**Your task:**
Output every line below exactly.
━━ Available data ━━
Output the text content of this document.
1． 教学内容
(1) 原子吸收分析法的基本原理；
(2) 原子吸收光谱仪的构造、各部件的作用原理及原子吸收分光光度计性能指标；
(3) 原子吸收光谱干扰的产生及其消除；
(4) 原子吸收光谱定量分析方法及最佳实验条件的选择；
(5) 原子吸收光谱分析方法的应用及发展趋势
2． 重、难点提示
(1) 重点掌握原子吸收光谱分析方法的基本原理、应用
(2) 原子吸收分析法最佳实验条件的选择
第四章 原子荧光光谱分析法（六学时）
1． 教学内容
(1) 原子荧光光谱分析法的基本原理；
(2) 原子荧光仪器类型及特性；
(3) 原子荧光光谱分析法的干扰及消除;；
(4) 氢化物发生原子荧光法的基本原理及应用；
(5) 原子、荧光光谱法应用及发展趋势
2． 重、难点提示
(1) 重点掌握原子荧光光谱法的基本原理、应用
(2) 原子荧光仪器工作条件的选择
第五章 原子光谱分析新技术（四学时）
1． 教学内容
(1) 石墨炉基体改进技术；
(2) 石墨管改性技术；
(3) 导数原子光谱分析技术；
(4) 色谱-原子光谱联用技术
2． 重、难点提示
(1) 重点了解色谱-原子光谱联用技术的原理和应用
━━━
**Task solution:**
Output the text content of this document.
1． 教学内容
(1) 原子吸收分析法的基本原理；
(2) 原子吸收光谱仪的构造、各部件的作用原理及原子吸收分光光度计性能指标；
(3) 原子吸收光谱干扰的产生及其消除；
(4) 原子吸收光谱定量分析方法及最佳实验条件的选择；
(5) 原子吸收光谱分析方法的应用及发展趋势
2． 重、难点提示
(1) 重点掌握原子吸收光谱分析方法的基本原理、应用
(2) 原子吸收分析法最佳实验条件的选择
第四章 原子荧光光谱分析法（六学时）
1． 教学内容
(1) 原子荧光光谱分析法的基本原理；
(2) 原子荧光仪器类型及特性；
(3) 原子荧光光谱分析法的干扰及消除;；
(4) 氢化物发生原子荧光法的基本原理及应用；
(5) 原子、荧光光谱法应用及发展趋势
2． 重、难点提示
(1) 重点掌握原子荧光光谱法的基本原理、应用
(2) 原子荧光仪器工作条件的选择
第五章 原子光谱分析新技术（四学时）
1． 教学内容
(1) 石墨炉基体改进技术；
(2) 石墨管改性技术；
(3) 导数原子光谱分析技术；
(4) 色谱-原子光谱联用技术
2． 重、难点提示
(1) 重点了解色谱-原子光谱联用技术的原理和应用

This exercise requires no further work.